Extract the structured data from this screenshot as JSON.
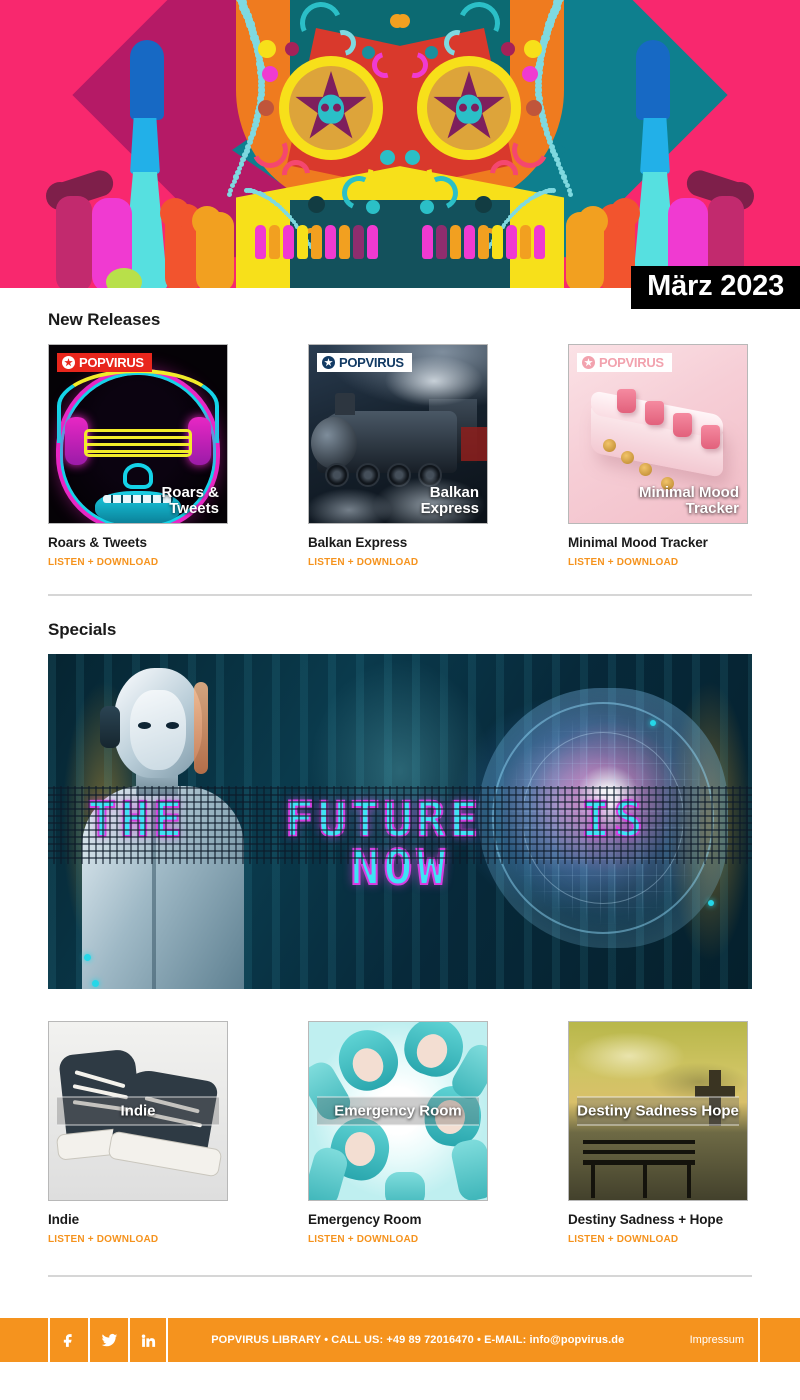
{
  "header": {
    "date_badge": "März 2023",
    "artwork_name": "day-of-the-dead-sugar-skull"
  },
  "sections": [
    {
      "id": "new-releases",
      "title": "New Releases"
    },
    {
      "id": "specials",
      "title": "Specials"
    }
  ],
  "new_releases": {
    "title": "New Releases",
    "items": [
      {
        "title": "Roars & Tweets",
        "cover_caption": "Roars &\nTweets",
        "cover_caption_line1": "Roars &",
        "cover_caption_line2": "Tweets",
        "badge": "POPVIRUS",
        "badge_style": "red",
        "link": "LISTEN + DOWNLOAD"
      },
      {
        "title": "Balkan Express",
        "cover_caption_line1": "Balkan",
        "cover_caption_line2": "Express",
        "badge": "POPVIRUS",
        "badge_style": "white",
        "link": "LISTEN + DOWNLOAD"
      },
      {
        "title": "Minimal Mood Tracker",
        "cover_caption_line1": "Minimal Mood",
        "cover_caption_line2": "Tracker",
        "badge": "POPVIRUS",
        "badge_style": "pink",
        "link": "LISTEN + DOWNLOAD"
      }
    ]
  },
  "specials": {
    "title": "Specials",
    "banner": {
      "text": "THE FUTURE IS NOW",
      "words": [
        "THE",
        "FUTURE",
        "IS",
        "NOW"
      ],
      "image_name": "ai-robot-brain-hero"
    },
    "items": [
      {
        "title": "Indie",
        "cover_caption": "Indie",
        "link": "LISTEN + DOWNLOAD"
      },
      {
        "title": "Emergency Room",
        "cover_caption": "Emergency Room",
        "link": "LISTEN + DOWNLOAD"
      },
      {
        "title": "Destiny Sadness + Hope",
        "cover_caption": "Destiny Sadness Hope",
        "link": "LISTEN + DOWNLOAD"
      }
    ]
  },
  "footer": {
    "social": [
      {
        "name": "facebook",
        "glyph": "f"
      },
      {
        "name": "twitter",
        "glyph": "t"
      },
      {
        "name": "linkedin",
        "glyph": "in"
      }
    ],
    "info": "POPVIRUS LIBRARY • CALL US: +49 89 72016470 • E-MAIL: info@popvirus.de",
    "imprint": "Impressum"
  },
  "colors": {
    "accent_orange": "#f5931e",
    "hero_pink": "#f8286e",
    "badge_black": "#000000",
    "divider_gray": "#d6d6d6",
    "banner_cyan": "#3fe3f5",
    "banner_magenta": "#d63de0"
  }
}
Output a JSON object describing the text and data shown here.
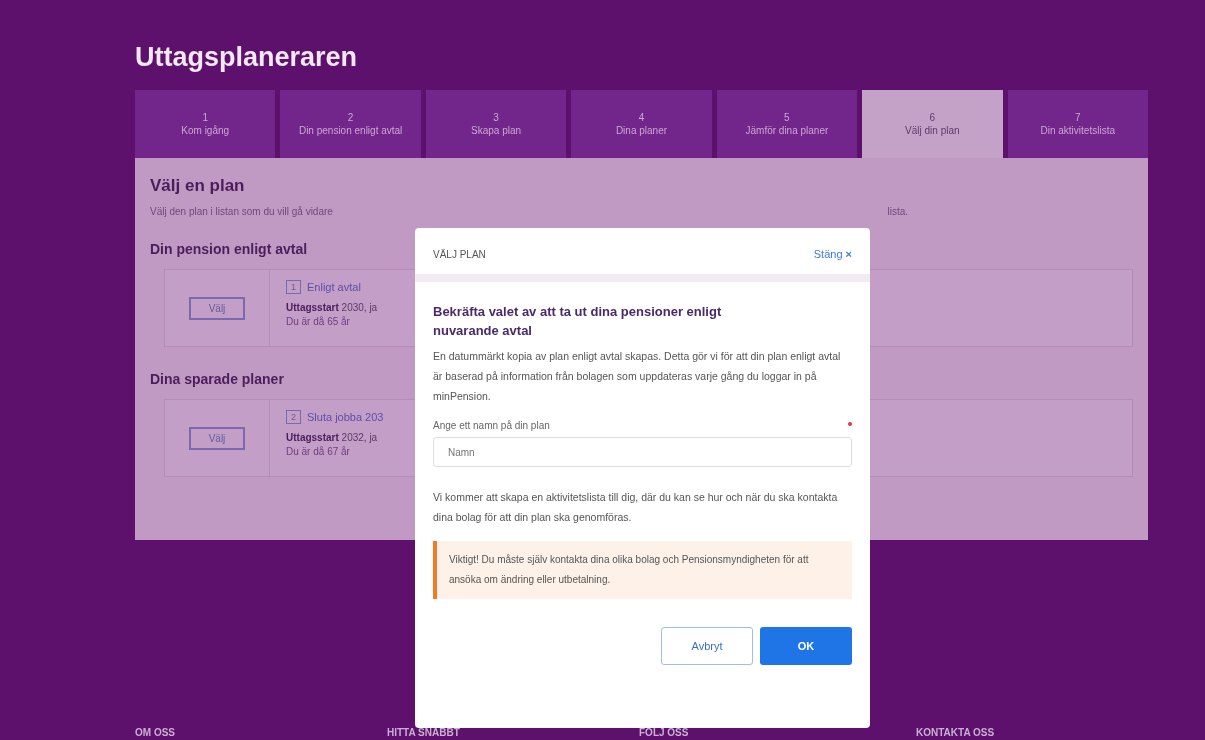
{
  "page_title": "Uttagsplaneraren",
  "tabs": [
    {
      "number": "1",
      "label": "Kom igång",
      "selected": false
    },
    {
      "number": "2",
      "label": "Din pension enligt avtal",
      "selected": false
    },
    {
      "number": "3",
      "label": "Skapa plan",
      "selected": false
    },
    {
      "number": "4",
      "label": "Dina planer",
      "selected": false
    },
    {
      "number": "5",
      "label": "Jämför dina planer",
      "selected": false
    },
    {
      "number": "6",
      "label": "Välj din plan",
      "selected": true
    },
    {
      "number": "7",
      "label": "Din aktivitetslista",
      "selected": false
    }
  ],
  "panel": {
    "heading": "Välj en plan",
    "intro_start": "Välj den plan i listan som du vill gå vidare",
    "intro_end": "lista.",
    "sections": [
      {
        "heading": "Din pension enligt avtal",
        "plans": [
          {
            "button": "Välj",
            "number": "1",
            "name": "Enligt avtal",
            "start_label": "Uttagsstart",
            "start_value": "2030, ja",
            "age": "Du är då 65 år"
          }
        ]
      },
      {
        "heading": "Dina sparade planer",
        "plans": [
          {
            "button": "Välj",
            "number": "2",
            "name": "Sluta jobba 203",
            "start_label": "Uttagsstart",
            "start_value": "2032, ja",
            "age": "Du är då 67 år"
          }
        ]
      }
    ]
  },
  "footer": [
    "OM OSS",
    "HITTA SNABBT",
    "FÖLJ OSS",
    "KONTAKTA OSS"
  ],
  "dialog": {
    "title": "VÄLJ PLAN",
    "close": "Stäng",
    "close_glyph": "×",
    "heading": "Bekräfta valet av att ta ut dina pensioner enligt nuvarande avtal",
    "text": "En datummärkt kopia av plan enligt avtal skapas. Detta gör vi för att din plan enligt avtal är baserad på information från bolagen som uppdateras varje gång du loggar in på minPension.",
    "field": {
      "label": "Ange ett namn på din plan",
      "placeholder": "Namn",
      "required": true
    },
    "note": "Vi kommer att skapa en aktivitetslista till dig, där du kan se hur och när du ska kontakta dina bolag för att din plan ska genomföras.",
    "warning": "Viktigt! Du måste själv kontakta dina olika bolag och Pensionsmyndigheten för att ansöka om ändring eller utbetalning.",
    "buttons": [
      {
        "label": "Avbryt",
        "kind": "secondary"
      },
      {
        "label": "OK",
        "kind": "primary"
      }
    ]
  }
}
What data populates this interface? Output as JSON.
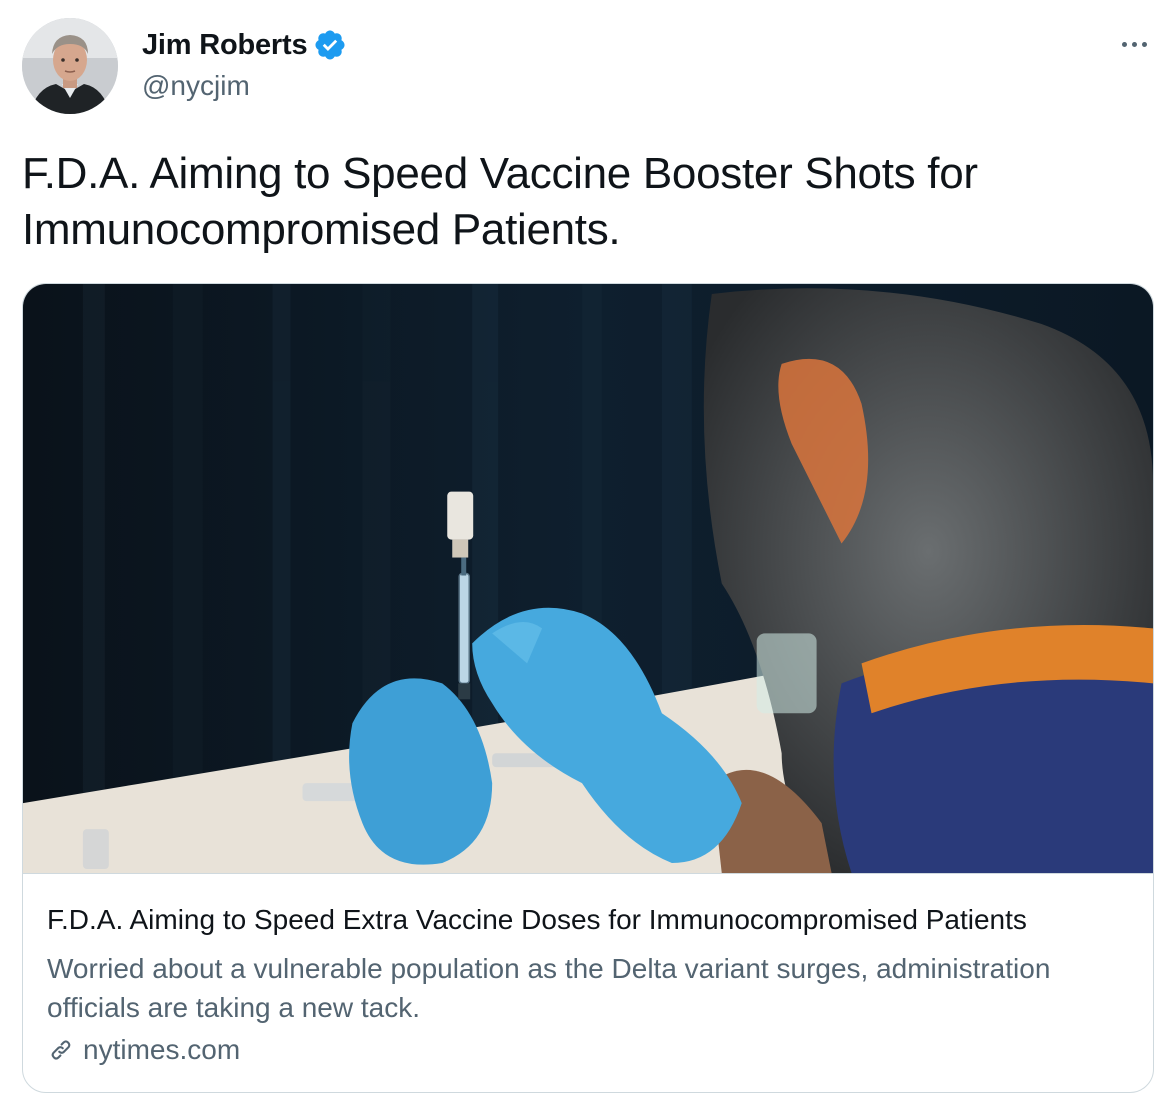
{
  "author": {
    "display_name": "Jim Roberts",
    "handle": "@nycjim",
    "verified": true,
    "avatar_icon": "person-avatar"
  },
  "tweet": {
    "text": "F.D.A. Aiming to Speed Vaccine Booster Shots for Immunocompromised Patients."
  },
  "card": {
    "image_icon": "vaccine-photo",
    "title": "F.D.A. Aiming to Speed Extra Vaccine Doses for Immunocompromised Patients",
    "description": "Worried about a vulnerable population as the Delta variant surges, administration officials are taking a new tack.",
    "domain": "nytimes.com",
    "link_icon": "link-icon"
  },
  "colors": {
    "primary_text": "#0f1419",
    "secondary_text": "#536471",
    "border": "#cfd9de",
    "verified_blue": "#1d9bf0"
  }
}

● ● ● ● ●

◆ ACTIVITY: Working from the entries above, return all lines that contain "JSON".

◆ REPLY TO THE EXERCISE:
Extract the structured data from this screenshot as JSON.
Output a JSON object describing the text and data shown here.
What data populates this interface? Output as JSON.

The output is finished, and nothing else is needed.